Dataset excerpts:
========================================================================

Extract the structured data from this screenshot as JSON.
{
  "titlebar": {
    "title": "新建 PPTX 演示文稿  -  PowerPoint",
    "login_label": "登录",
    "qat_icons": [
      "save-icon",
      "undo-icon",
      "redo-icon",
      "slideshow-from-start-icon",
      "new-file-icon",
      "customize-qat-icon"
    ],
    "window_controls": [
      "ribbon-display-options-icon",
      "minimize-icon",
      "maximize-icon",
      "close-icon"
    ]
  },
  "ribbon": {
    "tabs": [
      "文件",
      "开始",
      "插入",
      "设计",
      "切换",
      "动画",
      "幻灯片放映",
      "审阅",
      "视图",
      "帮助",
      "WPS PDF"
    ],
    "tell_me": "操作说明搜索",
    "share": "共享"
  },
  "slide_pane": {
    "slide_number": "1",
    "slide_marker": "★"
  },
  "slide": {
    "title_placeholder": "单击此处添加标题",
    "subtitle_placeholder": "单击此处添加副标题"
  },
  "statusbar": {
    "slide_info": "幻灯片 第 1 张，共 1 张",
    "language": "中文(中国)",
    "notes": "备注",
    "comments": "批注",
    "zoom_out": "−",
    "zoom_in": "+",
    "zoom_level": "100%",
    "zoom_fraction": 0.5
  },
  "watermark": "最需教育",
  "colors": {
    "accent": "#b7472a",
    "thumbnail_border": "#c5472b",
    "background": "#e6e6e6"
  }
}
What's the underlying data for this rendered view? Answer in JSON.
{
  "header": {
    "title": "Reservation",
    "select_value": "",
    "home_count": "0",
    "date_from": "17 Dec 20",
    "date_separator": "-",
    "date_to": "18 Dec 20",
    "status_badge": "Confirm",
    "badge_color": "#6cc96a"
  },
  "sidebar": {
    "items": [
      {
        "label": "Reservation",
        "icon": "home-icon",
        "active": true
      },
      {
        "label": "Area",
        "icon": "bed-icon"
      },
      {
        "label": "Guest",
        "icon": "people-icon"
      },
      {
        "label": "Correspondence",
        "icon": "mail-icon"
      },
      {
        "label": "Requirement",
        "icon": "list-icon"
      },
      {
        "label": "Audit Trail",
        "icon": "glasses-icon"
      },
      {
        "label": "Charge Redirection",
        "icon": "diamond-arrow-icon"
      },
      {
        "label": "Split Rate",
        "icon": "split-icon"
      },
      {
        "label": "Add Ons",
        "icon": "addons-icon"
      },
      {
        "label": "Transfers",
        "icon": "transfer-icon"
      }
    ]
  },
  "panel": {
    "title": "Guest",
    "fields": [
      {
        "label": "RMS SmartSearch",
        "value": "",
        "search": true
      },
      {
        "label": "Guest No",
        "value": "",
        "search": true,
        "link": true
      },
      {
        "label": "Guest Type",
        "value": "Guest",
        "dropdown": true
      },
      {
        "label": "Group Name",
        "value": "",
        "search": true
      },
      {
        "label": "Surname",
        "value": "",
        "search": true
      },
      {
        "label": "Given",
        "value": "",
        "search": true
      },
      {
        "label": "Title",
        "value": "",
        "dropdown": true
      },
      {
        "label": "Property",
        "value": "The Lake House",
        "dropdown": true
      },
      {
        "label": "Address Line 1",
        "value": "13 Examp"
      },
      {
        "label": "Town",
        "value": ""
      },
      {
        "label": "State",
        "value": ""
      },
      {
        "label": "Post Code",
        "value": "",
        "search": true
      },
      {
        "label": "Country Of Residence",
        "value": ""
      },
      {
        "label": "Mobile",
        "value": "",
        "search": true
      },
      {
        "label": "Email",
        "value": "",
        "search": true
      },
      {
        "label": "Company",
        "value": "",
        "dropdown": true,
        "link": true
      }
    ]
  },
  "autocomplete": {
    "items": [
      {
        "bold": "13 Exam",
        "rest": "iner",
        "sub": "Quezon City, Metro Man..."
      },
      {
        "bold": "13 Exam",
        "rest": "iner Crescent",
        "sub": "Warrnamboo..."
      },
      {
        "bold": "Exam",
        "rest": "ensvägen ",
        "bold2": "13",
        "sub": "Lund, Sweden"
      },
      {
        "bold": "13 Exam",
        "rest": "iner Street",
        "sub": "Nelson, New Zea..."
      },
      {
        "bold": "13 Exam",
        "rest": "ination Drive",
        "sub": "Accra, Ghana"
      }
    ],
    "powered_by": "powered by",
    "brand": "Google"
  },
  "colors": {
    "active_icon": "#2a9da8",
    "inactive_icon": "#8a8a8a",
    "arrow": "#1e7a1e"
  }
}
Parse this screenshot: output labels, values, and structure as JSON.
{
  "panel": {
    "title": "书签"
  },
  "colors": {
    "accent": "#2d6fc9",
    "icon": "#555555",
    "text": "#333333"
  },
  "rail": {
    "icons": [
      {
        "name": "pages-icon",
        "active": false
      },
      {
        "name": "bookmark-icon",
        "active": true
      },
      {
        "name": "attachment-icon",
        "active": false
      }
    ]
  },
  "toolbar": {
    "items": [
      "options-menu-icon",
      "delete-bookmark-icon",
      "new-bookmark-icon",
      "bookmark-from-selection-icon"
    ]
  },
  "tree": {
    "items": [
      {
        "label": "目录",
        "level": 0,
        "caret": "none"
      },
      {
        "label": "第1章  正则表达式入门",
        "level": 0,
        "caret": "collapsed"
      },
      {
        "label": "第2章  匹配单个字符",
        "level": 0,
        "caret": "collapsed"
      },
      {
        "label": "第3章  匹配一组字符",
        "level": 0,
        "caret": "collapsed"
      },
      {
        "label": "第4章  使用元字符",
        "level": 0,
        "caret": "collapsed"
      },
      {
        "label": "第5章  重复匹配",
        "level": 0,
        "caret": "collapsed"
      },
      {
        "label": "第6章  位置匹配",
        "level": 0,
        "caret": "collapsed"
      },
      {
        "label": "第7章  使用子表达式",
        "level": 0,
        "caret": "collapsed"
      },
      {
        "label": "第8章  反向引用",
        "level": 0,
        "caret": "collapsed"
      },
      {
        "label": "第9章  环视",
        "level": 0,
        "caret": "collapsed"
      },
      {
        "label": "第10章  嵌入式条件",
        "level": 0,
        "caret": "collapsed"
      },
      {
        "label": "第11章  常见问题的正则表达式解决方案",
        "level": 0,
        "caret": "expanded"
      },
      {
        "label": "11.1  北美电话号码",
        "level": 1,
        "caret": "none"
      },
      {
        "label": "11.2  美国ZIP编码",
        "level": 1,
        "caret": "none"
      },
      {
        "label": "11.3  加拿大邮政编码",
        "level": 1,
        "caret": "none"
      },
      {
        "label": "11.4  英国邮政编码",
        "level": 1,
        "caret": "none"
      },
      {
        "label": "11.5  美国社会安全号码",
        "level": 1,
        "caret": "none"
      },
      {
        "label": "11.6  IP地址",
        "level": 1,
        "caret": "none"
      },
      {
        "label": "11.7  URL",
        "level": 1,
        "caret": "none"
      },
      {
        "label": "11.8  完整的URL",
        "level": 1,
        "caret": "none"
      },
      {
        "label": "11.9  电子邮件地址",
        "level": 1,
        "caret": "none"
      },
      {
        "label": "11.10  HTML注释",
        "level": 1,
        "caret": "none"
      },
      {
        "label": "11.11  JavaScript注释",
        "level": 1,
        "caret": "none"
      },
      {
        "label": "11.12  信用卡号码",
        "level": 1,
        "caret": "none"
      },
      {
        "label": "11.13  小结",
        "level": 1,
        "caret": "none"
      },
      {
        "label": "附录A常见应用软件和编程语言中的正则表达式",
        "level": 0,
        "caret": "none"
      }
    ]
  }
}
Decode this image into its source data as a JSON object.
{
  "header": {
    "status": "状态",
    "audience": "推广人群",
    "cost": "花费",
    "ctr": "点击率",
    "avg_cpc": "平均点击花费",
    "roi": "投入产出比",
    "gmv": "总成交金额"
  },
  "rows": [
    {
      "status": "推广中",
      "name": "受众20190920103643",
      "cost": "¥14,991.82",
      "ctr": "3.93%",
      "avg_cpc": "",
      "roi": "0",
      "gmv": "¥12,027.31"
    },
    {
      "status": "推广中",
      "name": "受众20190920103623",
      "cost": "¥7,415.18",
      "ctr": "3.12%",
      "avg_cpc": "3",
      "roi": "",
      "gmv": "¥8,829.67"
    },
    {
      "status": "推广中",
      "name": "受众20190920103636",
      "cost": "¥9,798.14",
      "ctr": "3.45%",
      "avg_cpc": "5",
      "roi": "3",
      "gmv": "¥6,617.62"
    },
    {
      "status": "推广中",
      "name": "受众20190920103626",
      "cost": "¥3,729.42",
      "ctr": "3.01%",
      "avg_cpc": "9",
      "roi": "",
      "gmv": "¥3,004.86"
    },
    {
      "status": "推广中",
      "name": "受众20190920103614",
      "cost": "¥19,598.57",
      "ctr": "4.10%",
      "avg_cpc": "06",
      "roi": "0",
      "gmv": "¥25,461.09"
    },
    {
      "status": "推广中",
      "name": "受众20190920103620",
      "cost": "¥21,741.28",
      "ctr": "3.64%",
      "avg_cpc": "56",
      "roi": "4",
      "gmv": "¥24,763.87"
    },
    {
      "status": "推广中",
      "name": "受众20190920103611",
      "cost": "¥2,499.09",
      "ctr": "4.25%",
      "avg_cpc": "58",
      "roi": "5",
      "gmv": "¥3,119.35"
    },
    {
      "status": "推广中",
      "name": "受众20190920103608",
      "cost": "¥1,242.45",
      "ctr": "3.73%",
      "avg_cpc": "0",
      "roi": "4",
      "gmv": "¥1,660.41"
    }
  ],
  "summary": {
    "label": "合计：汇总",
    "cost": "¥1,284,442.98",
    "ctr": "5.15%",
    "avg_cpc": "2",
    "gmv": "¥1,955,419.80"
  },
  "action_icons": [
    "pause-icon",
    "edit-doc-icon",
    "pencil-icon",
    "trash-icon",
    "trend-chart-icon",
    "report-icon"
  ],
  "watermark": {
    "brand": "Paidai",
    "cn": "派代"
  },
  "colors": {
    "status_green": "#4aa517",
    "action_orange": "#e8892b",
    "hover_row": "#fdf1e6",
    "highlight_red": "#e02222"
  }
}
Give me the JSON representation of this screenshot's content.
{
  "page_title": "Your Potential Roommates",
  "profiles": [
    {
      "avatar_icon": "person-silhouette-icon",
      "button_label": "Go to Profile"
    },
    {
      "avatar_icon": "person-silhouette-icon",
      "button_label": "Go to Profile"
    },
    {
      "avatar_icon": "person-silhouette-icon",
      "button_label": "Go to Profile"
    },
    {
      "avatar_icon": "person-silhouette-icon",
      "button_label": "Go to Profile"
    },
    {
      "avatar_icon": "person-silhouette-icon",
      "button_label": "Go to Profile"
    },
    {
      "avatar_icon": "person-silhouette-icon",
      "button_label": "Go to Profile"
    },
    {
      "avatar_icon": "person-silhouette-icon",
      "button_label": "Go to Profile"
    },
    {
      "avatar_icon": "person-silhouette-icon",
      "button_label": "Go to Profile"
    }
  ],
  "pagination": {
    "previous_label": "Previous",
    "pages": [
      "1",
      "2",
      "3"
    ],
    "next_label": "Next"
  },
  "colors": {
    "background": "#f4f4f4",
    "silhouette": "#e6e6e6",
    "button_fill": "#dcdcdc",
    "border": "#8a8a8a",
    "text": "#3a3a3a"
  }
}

========================================================================

What is the number of lines in the records that contain "this"? Give that number only.

5